Repeat the entire listing exactly as written.

* Start RECORDS SHOWN *

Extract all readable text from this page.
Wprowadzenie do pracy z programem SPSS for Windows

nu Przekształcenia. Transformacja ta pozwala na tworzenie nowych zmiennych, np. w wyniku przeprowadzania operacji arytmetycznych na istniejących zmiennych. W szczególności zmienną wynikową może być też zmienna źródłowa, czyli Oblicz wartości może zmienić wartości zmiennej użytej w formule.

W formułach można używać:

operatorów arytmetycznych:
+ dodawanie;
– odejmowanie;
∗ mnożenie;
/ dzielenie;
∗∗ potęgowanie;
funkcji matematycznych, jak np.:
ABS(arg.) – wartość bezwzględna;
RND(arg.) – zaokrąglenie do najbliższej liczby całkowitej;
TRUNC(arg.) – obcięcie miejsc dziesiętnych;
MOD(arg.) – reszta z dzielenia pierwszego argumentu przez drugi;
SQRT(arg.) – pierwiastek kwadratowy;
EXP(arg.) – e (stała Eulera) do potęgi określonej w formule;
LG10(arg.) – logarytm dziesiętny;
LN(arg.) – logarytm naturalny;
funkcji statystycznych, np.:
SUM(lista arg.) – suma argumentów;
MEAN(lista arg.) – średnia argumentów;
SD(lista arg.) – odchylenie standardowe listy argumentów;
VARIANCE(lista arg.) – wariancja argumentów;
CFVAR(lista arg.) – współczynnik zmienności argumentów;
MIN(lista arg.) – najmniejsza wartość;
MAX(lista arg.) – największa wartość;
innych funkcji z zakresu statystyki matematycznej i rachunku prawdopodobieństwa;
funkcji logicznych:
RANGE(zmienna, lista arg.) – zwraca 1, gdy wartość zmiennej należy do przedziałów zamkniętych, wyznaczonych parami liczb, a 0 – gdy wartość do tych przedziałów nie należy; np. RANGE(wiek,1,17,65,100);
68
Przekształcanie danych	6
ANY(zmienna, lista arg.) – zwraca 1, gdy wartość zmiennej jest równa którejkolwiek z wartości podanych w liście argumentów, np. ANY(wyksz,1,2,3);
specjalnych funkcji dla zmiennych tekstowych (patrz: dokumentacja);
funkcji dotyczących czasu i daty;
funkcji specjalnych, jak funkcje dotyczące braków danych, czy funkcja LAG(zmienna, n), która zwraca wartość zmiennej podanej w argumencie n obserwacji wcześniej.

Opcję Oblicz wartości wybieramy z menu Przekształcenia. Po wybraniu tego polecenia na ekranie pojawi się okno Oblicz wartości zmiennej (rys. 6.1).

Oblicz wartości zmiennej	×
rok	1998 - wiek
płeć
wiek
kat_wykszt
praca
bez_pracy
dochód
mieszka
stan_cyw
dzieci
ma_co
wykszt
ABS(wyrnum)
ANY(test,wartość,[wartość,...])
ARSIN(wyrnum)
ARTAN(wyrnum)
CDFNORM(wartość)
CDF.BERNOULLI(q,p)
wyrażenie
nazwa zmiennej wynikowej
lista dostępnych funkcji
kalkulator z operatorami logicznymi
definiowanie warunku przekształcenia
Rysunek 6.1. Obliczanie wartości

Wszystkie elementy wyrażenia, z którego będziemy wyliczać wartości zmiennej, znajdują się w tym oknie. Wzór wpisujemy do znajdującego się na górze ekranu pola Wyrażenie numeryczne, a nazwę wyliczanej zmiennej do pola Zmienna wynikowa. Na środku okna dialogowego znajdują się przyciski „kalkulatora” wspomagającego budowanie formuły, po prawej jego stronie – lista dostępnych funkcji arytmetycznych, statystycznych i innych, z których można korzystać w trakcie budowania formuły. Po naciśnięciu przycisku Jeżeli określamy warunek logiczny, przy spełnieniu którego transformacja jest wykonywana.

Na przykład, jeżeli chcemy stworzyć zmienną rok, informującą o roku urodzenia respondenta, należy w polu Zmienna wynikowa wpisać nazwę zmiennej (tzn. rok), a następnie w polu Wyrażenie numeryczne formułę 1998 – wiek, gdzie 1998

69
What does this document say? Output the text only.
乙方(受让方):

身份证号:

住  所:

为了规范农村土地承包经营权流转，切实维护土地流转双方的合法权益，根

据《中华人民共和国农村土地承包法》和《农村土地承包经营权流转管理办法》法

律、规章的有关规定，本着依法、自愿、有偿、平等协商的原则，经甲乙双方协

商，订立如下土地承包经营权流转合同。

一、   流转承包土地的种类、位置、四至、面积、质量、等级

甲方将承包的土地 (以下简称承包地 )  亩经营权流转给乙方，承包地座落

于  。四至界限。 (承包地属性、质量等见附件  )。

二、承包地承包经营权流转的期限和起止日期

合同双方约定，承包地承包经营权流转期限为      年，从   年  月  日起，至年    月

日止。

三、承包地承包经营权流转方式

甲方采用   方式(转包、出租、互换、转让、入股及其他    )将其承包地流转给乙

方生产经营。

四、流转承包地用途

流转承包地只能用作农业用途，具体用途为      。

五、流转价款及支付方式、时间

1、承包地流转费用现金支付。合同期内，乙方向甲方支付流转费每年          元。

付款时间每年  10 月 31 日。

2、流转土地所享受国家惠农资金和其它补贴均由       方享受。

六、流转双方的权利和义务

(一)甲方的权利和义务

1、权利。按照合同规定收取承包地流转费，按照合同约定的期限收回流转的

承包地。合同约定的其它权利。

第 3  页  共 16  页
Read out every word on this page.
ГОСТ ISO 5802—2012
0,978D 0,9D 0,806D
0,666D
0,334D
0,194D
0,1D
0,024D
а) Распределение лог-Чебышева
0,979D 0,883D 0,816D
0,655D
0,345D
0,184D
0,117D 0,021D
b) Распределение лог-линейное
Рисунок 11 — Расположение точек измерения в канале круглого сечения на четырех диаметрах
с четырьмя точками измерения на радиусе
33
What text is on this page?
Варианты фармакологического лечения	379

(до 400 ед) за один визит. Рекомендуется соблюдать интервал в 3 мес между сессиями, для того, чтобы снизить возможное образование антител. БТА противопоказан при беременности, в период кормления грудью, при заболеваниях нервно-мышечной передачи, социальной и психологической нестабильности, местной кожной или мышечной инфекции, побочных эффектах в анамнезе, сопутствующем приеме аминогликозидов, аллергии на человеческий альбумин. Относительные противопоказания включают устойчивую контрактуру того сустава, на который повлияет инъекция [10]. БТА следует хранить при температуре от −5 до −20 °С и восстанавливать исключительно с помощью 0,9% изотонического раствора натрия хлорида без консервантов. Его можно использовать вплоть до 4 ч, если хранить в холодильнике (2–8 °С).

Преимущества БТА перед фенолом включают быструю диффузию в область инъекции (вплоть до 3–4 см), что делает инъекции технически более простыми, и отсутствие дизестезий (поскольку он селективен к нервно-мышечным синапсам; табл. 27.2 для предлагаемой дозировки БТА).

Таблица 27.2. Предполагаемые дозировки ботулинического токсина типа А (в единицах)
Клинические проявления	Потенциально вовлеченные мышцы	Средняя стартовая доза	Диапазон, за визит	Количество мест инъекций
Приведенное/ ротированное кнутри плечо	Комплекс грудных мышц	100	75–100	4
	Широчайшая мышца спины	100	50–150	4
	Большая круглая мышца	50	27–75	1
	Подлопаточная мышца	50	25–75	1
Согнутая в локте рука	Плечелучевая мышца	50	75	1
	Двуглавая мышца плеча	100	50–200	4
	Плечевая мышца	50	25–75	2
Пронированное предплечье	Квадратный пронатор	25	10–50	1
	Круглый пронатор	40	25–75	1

* End RECORDS SHOWN *

IN RESPONSE |
Extract all readable text from this page.
Wprowadzenie do pracy z programem SPSS for Windows

nu Przekształcenia. Transformacja ta pozwala na tworzenie nowych zmiennych, np. w wyniku przeprowadzania operacji arytmetycznych na istniejących zmiennych. W szczególności zmienną wynikową może być też zmienna źródłowa, czyli Oblicz wartości może zmienić wartości zmiennej użytej w formule.

W formułach można używać:

operatorów arytmetycznych:
+ dodawanie;
– odejmowanie;
∗ mnożenie;
/ dzielenie;
∗∗ potęgowanie;
funkcji matematycznych, jak np.:
ABS(arg.) – wartość bezwzględna;
RND(arg.) – zaokrąglenie do najbliższej liczby całkowitej;
TRUNC(arg.) – obcięcie miejsc dziesiętnych;
MOD(arg.) – reszta z dzielenia pierwszego argumentu przez drugi;
SQRT(arg.) – pierwiastek kwadratowy;
EXP(arg.) – e (stała Eulera) do potęgi określonej w formule;
LG10(arg.) – logarytm dziesiętny;
LN(arg.) – logarytm naturalny;
funkcji statystycznych, np.:
SUM(lista arg.) – suma argumentów;
MEAN(lista arg.) – średnia argumentów;
SD(lista arg.) – odchylenie standardowe listy argumentów;
VARIANCE(lista arg.) – wariancja argumentów;
CFVAR(lista arg.) – współczynnik zmienności argumentów;
MIN(lista arg.) – najmniejsza wartość;
MAX(lista arg.) – największa wartość;
innych funkcji z zakresu statystyki matematycznej i rachunku prawdopodobieństwa;
funkcji logicznych:
RANGE(zmienna, lista arg.) – zwraca 1, gdy wartość zmiennej należy do przedziałów zamkniętych, wyznaczonych parami liczb, a 0 – gdy wartość do tych przedziałów nie należy; np. RANGE(wiek,1,17,65,100);
68
Przekształcanie danych	6
ANY(zmienna, lista arg.) – zwraca 1, gdy wartość zmiennej jest równa którejkolwiek z wartości podanych w liście argumentów, np. ANY(wyksz,1,2,3);
specjalnych funkcji dla zmiennych tekstowych (patrz: dokumentacja);
funkcji dotyczących czasu i daty;
funkcji specjalnych, jak funkcje dotyczące braków danych, czy funkcja LAG(zmienna, n), która zwraca wartość zmiennej podanej w argumencie n obserwacji wcześniej.

Opcję Oblicz wartości wybieramy z menu Przekształcenia. Po wybraniu tego polecenia na ekranie pojawi się okno Oblicz wartości zmiennej (rys. 6.1).

Oblicz wartości zmiennej	×
rok	1998 - wiek
płeć
wiek
kat_wykszt
praca
bez_pracy
dochód
mieszka
stan_cyw
dzieci
ma_co
wykszt
ABS(wyrnum)
ANY(test,wartość,[wartość,...])
ARSIN(wyrnum)
ARTAN(wyrnum)
CDFNORM(wartość)
CDF.BERNOULLI(q,p)
wyrażenie
nazwa zmiennej wynikowej
lista dostępnych funkcji
kalkulator z operatorami logicznymi
definiowanie warunku przekształcenia
Rysunek 6.1. Obliczanie wartości

Wszystkie elementy wyrażenia, z którego będziemy wyliczać wartości zmiennej, znajdują się w tym oknie. Wzór wpisujemy do znajdującego się na górze ekranu pola Wyrażenie numeryczne, a nazwę wyliczanej zmiennej do pola Zmienna wynikowa. Na środku okna dialogowego znajdują się przyciski „kalkulatora” wspomagającego budowanie formuły, po prawej jego stronie – lista dostępnych funkcji arytmetycznych, statystycznych i innych, z których można korzystać w trakcie budowania formuły. Po naciśnięciu przycisku Jeżeli określamy warunek logiczny, przy spełnieniu którego transformacja jest wykonywana.

Na przykład, jeżeli chcemy stworzyć zmienną rok, informującą o roku urodzenia respondenta, należy w polu Zmienna wynikowa wpisać nazwę zmiennej (tzn. rok), a następnie w polu Wyrażenie numeryczne formułę 1998 – wiek, gdzie 1998

69
What does this document say? Output the text only.
乙方(受让方):

身份证号:

住  所:

为了规范农村土地承包经营权流转，切实维护土地流转双方的合法权益，根

据《中华人民共和国农村土地承包法》和《农村土地承包经营权流转管理办法》法

律、规章的有关规定，本着依法、自愿、有偿、平等协商的原则，经甲乙双方协

商，订立如下土地承包经营权流转合同。

一、   流转承包土地的种类、位置、四至、面积、质量、等级

甲方将承包的土地 (以下简称承包地 )  亩经营权流转给乙方，承包地座落

于  。四至界限。 (承包地属性、质量等见附件  )。

二、承包地承包经营权流转的期限和起止日期

合同双方约定，承包地承包经营权流转期限为      年，从   年  月  日起，至年    月

日止。

三、承包地承包经营权流转方式

甲方采用   方式(转包、出租、互换、转让、入股及其他    )将其承包地流转给乙

方生产经营。

四、流转承包地用途

流转承包地只能用作农业用途，具体用途为      。

五、流转价款及支付方式、时间

1、承包地流转费用现金支付。合同期内，乙方向甲方支付流转费每年          元。

付款时间每年  10 月 31 日。

2、流转土地所享受国家惠农资金和其它补贴均由       方享受。

六、流转双方的权利和义务

(一)甲方的权利和义务

1、权利。按照合同规定收取承包地流转费，按照合同约定的期限收回流转的

承包地。合同约定的其它权利。

第 3  页  共 16  页
Read out every word on this page.
ГОСТ ISO 5802—2012
0,978D 0,9D 0,806D
0,666D
0,334D
0,194D
0,1D
0,024D
а) Распределение лог-Чебышева
0,979D 0,883D 0,816D
0,655D
0,345D
0,184D
0,117D 0,021D
b) Распределение лог-линейное
Рисунок 11 — Расположение точек измерения в канале круглого сечения на четырех диаметрах
с четырьмя точками измерения на радиусе
33
What text is on this page?
Варианты фармакологического лечения	379

(до 400 ед) за один визит. Рекомендуется соблюдать интервал в 3 мес между сессиями, для того, чтобы снизить возможное образование антител. БТА противопоказан при беременности, в период кормления грудью, при заболеваниях нервно-мышечной передачи, социальной и психологической нестабильности, местной кожной или мышечной инфекции, побочных эффектах в анамнезе, сопутствующем приеме аминогликозидов, аллергии на человеческий альбумин. Относительные противопоказания включают устойчивую контрактуру того сустава, на который повлияет инъекция [10]. БТА следует хранить при температуре от −5 до −20 °С и восстанавливать исключительно с помощью 0,9% изотонического раствора натрия хлорида без консервантов. Его можно использовать вплоть до 4 ч, если хранить в холодильнике (2–8 °С).

Преимущества БТА перед фенолом включают быструю диффузию в область инъекции (вплоть до 3–4 см), что делает инъекции технически более простыми, и отсутствие дизестезий (поскольку он селективен к нервно-мышечным синапсам; табл. 27.2 для предлагаемой дозировки БТА).

Таблица 27.2. Предполагаемые дозировки ботулинического токсина типа А (в единицах)
Клинические проявления	Потенциально вовлеченные мышцы	Средняя стартовая доза	Диапазон, за визит	Количество мест инъекций
Приведенное/ ротированное кнутри плечо	Комплекс грудных мышц	100	75–100	4
	Широчайшая мышца спины	100	50–150	4
	Большая круглая мышца	50	27–75	1
	Подлопаточная мышца	50	25–75	1
Согнутая в локте рука	Плечелучевая мышца	50	75	1
	Двуглавая мышца плеча	100	50–200	4
	Плечевая мышца	50	25–75	2
Пронированное предплечье	Квадратный пронатор	25	10–50	1
	Круглый пронатор	40	25–75	1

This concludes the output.